Document page image records
•••••

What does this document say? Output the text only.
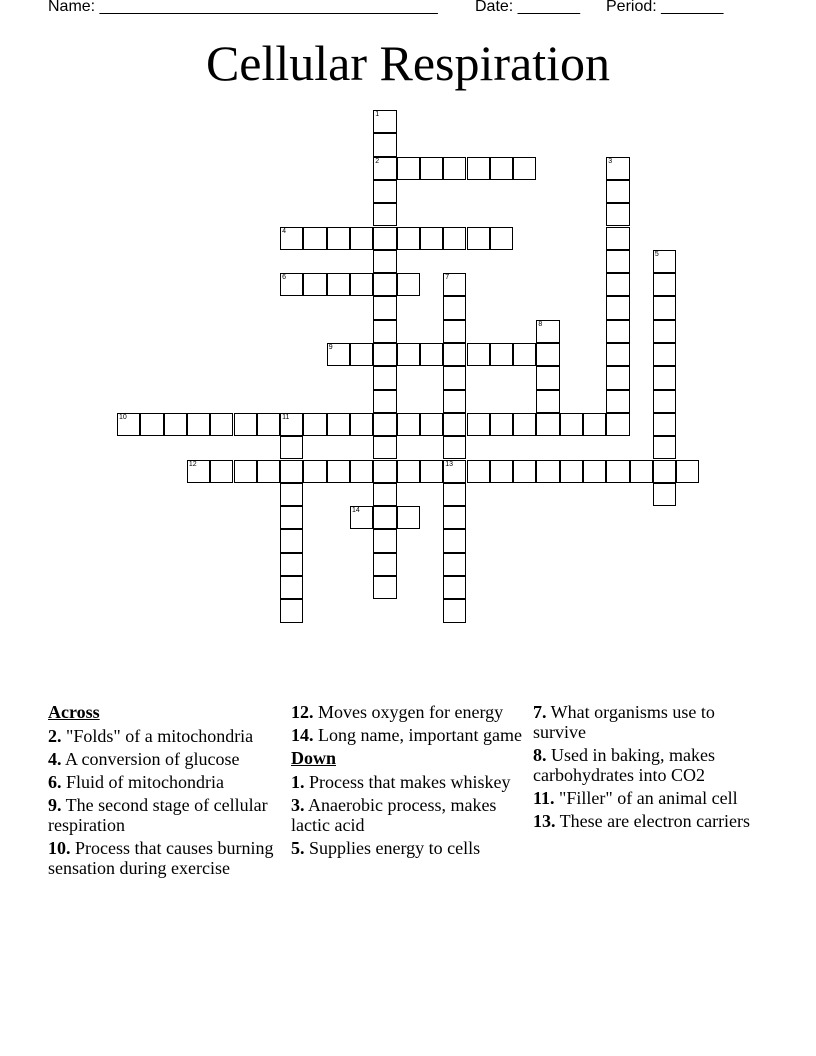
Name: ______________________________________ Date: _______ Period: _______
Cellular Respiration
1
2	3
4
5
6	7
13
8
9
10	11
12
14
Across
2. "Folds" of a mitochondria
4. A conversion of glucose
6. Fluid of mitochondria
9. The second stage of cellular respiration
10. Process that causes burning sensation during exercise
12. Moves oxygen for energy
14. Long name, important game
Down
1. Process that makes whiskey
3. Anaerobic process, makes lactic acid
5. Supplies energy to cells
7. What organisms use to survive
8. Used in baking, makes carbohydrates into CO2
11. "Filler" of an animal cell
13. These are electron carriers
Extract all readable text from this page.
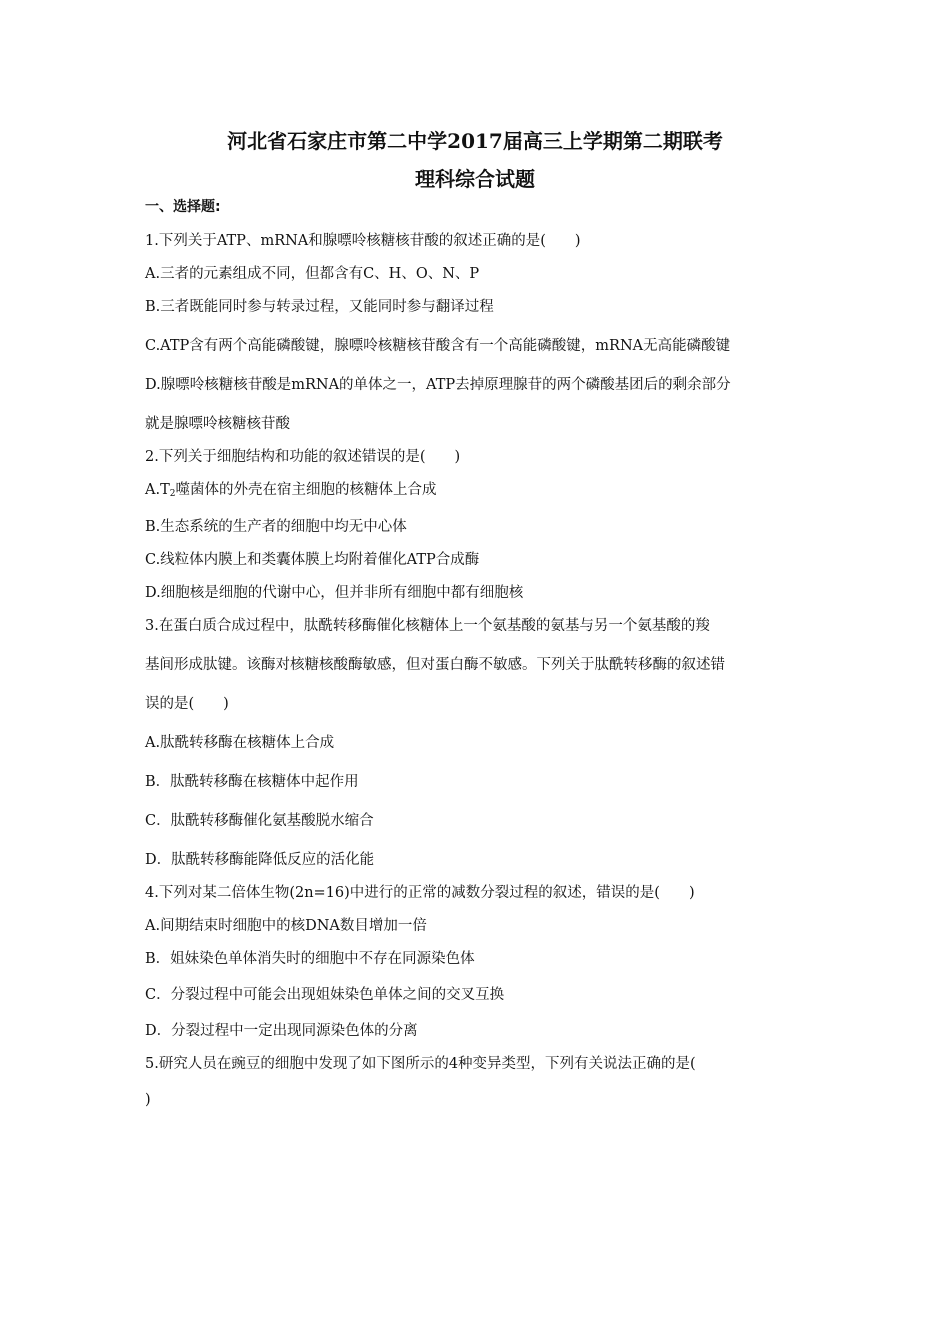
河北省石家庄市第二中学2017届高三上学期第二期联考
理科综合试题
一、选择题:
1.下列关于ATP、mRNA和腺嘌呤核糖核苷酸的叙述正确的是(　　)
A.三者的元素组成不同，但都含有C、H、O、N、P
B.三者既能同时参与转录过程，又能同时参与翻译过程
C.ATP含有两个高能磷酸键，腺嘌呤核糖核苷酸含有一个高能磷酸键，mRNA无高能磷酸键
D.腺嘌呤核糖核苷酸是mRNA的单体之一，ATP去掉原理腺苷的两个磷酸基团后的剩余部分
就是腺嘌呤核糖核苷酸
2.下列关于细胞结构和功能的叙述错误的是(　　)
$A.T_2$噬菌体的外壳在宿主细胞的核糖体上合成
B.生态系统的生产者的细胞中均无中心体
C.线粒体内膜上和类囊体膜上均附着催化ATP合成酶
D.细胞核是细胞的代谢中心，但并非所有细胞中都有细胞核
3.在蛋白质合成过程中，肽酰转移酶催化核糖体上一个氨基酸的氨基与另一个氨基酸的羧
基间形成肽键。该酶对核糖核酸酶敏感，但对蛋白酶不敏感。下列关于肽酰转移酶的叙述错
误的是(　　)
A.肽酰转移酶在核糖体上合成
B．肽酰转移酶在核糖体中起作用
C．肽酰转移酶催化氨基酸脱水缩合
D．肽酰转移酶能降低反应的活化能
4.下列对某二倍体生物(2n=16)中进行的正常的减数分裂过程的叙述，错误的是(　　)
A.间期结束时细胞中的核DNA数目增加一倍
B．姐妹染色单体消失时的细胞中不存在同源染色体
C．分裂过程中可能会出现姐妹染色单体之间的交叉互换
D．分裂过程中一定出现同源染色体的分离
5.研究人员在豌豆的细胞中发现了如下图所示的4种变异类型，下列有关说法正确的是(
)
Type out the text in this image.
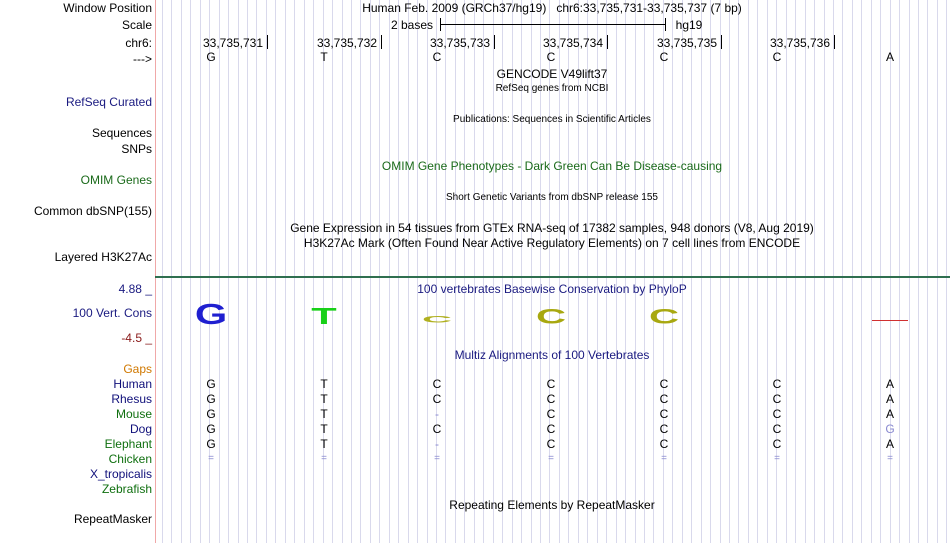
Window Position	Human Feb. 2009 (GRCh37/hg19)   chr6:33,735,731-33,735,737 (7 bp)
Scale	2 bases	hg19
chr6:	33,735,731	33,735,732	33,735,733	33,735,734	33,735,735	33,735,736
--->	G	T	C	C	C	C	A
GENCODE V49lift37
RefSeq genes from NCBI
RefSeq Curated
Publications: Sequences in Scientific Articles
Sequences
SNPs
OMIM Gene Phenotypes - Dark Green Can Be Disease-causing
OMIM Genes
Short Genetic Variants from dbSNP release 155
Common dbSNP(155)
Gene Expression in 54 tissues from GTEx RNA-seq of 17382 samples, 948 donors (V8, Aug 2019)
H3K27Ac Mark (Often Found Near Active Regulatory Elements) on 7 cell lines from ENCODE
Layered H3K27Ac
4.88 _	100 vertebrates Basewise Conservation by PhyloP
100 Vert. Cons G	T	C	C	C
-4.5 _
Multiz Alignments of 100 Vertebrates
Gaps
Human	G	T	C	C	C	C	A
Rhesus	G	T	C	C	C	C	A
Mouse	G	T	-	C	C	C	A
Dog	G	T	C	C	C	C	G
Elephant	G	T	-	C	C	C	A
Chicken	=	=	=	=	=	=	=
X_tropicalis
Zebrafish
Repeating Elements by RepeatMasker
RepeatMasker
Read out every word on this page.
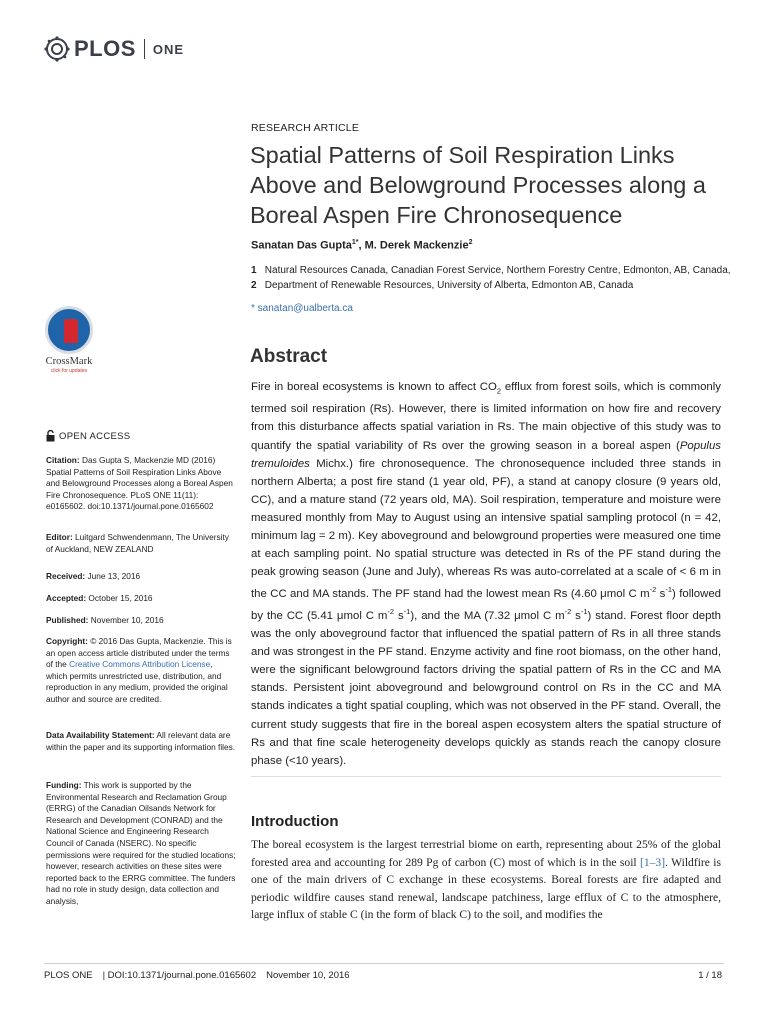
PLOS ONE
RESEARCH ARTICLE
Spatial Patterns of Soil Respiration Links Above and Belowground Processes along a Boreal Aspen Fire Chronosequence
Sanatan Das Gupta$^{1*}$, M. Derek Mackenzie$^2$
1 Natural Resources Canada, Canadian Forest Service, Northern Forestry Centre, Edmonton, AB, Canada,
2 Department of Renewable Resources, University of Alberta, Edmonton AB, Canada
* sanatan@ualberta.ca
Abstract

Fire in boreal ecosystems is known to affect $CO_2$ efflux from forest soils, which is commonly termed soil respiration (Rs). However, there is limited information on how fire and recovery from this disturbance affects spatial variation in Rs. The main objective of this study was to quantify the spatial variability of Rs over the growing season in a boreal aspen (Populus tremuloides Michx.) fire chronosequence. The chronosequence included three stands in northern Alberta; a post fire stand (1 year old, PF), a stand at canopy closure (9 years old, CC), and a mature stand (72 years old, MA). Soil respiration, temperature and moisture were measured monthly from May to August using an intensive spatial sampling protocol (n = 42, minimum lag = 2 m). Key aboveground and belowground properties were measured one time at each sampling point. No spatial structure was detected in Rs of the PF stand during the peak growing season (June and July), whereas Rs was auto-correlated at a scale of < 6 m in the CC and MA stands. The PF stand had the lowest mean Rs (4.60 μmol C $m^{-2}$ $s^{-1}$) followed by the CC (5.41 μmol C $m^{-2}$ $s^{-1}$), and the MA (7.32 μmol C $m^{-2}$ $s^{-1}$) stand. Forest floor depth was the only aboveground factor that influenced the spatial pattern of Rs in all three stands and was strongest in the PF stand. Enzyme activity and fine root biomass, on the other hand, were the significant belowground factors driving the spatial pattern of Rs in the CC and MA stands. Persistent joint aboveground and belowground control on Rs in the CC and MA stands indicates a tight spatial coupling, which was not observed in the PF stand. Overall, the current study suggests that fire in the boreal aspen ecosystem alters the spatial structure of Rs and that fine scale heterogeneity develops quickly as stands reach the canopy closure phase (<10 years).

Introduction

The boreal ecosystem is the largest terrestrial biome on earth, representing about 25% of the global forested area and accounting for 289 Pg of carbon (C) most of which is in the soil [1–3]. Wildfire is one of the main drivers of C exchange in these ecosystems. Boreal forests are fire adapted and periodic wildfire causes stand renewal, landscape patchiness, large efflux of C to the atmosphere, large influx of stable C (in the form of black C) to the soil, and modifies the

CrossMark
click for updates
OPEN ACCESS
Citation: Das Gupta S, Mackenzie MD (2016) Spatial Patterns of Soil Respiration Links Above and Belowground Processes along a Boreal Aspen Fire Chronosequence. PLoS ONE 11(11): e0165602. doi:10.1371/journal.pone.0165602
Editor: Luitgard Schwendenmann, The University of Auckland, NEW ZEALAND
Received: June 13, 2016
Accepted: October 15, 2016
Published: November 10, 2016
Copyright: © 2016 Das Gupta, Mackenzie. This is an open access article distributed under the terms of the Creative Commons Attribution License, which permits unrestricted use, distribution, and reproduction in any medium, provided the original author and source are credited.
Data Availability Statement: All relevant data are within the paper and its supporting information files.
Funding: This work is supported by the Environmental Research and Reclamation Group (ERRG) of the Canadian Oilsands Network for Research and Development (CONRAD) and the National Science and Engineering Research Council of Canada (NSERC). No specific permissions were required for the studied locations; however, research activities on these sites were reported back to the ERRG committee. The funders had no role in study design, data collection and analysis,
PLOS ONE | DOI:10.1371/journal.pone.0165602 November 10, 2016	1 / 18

•••••

TASK DETAILS:
Check the data above line by line for the word "Resources". State only how many lines contain it.

WRITTEN SOLUTION:
2